### Input data

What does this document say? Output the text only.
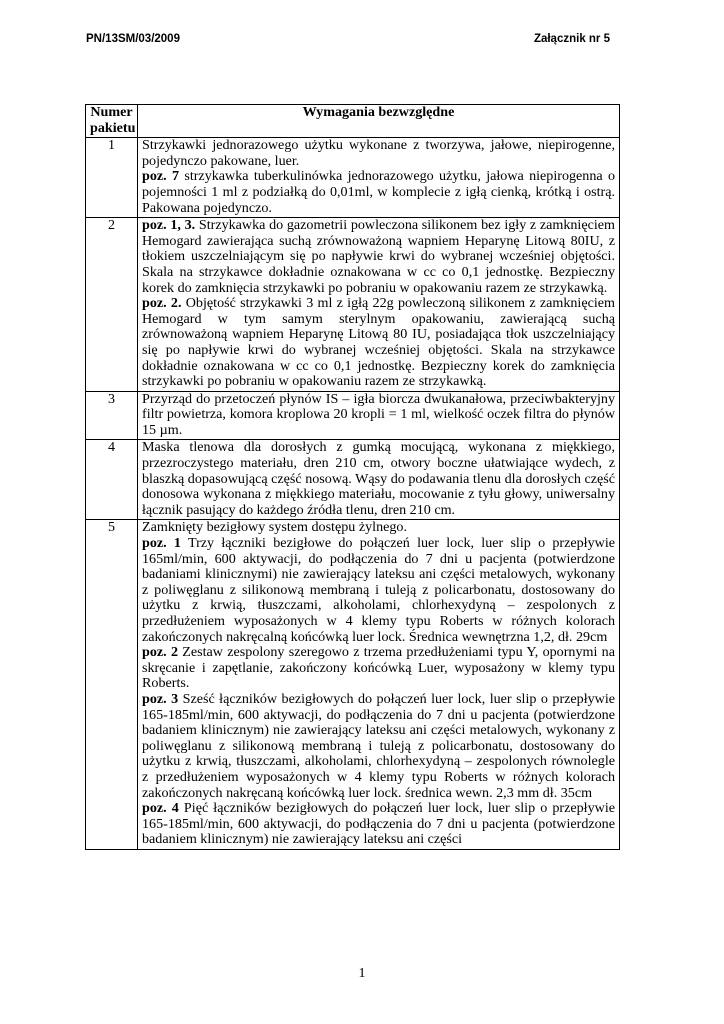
PN/13SM/03/2009	Załącznik nr 5
Numer pakietu	Wymagania bezwzględne
1	Strzykawki jednorazowego użytku wykonane z tworzywa, jałowe, niepirogenne, pojedynczo pakowane, luer.

poz. 7 strzykawka tuberkulinówka jednorazowego użytku, jałowa niepirogenna o pojemności 1 ml z podziałką do 0,01ml, w komplecie z igłą cienką, krótką i ostrą. Pakowana pojedynczo.

2	poz. 1, 3. Strzykawka do gazometrii powleczona silikonem bez igły z zamknięciem Hemogard zawierająca suchą zrównoważoną wapniem Heparynę Litową 80IU, z tłokiem uszczelniającym się po napływie krwi do wybranej wcześniej objętości. Skala na strzykawce dokładnie oznakowana w cc co 0,1 jednostkę. Bezpieczny korek do zamknięcia strzykawki po pobraniu w opakowaniu razem ze strzykawką.

poz. 2. Objętość strzykawki 3 ml z igłą 22g powleczoną silikonem z zamknięciem Hemogard w tym samym sterylnym opakowaniu, zawierającą suchą zrównoważoną wapniem Heparynę Litową 80 IU, posiadająca tłok uszczelniający się po napływie krwi do wybranej wcześniej objętości. Skala na strzykawce dokładnie oznakowana w cc co 0,1 jednostkę. Bezpieczny korek do zamknięcia strzykawki po pobraniu w opakowaniu razem ze strzykawką.

3	Przyrząd do przetoczeń płynów IS – igła biorcza dwukanałowa, przeciwbakteryjny filtr powietrza, komora kroplowa 20 kropli = 1 ml, wielkość oczek filtra do płynów 15 µm.

4	Maska tlenowa dla dorosłych z gumką mocującą, wykonana z miękkiego, przezroczystego materiału, dren 210 cm, otwory boczne ułatwiające wydech, z blaszką dopasowującą część nosową. Wąsy do podawania tlenu dla dorosłych część donosowa wykonana z miękkiego materiału, mocowanie z tyłu głowy, uniwersalny łącznik pasujący do każdego źródła tlenu, dren 210 cm.

5	Zamknięty bezigłowy system dostępu żylnego.

poz. 1 Trzy łączniki bezigłowe do połączeń luer lock, luer slip o przepływie 165ml/min, 600 aktywacji, do podłączenia do 7 dni u pacjenta (potwierdzone badaniami klinicznymi) nie zawierający lateksu ani części metalowych, wykonany z poliwęglanu z silikonową membraną i tuleją z policarbonatu, dostosowany do użytku z krwią, tłuszczami, alkoholami, chlorhexydyną – zespolonych z przedłużeniem wyposażonych w 4 klemy typu Roberts w różnych kolorach zakończonych nakręcalną końcówką luer lock. Średnica wewnętrzna 1,2, dł. 29cm

poz. 2 Zestaw zespolony szeregowo z trzema przedłużeniami typu Y, opornymi na skręcanie i zapętlanie, zakończony końcówką Luer, wyposażony w klemy typu Roberts.

poz. 3 Sześć łączników bezigłowych do połączeń luer lock, luer slip o przepływie 165-185ml/min, 600 aktywacji, do podłączenia do 7 dni u pacjenta (potwierdzone badaniem klinicznym) nie zawierający lateksu ani części metalowych, wykonany z poliwęglanu z silikonową membraną i tuleją z policarbonatu, dostosowany do użytku z krwią, tłuszczami, alkoholami, chlorhexydyną – zespolonych równolegle z przedłużeniem wyposażonych w 4 klemy typu Roberts w różnych kolorach zakończonych nakręcaną końcówką luer lock. średnica wewn. 2,3 mm dł. 35cm

poz. 4 Pięć łączników bezigłowych do połączeń luer lock, luer slip o przepływie 165-185ml/min, 600 aktywacji, do podłączenia do 7 dni u pacjenta (potwierdzone badaniem klinicznym) nie zawierający lateksu ani części

1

### Task description
Repeat all of the entries word for word, but omit the pictures.

### Response below
What does this document say? Output the text only.
PN/13SM/03/2009	Załącznik nr 5
Numer pakietu	Wymagania bezwzględne
1	Strzykawki jednorazowego użytku wykonane z tworzywa, jałowe, niepirogenne, pojedynczo pakowane, luer.

poz. 7 strzykawka tuberkulinówka jednorazowego użytku, jałowa niepirogenna o pojemności 1 ml z podziałką do 0,01ml, w komplecie z igłą cienką, krótką i ostrą. Pakowana pojedynczo.

2	poz. 1, 3. Strzykawka do gazometrii powleczona silikonem bez igły z zamknięciem Hemogard zawierająca suchą zrównoważoną wapniem Heparynę Litową 80IU, z tłokiem uszczelniającym się po napływie krwi do wybranej wcześniej objętości. Skala na strzykawce dokładnie oznakowana w cc co 0,1 jednostkę. Bezpieczny korek do zamknięcia strzykawki po pobraniu w opakowaniu razem ze strzykawką.

poz. 2. Objętość strzykawki 3 ml z igłą 22g powleczoną silikonem z zamknięciem Hemogard w tym samym sterylnym opakowaniu, zawierającą suchą zrównoważoną wapniem Heparynę Litową 80 IU, posiadająca tłok uszczelniający się po napływie krwi do wybranej wcześniej objętości. Skala na strzykawce dokładnie oznakowana w cc co 0,1 jednostkę. Bezpieczny korek do zamknięcia strzykawki po pobraniu w opakowaniu razem ze strzykawką.

3	Przyrząd do przetoczeń płynów IS – igła biorcza dwukanałowa, przeciwbakteryjny filtr powietrza, komora kroplowa 20 kropli = 1 ml, wielkość oczek filtra do płynów 15 µm.

4	Maska tlenowa dla dorosłych z gumką mocującą, wykonana z miękkiego, przezroczystego materiału, dren 210 cm, otwory boczne ułatwiające wydech, z blaszką dopasowującą część nosową. Wąsy do podawania tlenu dla dorosłych część donosowa wykonana z miękkiego materiału, mocowanie z tyłu głowy, uniwersalny łącznik pasujący do każdego źródła tlenu, dren 210 cm.

5	Zamknięty bezigłowy system dostępu żylnego.

poz. 1 Trzy łączniki bezigłowe do połączeń luer lock, luer slip o przepływie 165ml/min, 600 aktywacji, do podłączenia do 7 dni u pacjenta (potwierdzone badaniami klinicznymi) nie zawierający lateksu ani części metalowych, wykonany z poliwęglanu z silikonową membraną i tuleją z policarbonatu, dostosowany do użytku z krwią, tłuszczami, alkoholami, chlorhexydyną – zespolonych z przedłużeniem wyposażonych w 4 klemy typu Roberts w różnych kolorach zakończonych nakręcalną końcówką luer lock. Średnica wewnętrzna 1,2, dł. 29cm

poz. 2 Zestaw zespolony szeregowo z trzema przedłużeniami typu Y, opornymi na skręcanie i zapętlanie, zakończony końcówką Luer, wyposażony w klemy typu Roberts.

poz. 3 Sześć łączników bezigłowych do połączeń luer lock, luer slip o przepływie 165-185ml/min, 600 aktywacji, do podłączenia do 7 dni u pacjenta (potwierdzone badaniem klinicznym) nie zawierający lateksu ani części metalowych, wykonany z poliwęglanu z silikonową membraną i tuleją z policarbonatu, dostosowany do użytku z krwią, tłuszczami, alkoholami, chlorhexydyną – zespolonych równolegle z przedłużeniem wyposażonych w 4 klemy typu Roberts w różnych kolorach zakończonych nakręcaną końcówką luer lock. średnica wewn. 2,3 mm dł. 35cm

poz. 4 Pięć łączników bezigłowych do połączeń luer lock, luer slip o przepływie 165-185ml/min, 600 aktywacji, do podłączenia do 7 dni u pacjenta (potwierdzone badaniem klinicznym) nie zawierający lateksu ani części

1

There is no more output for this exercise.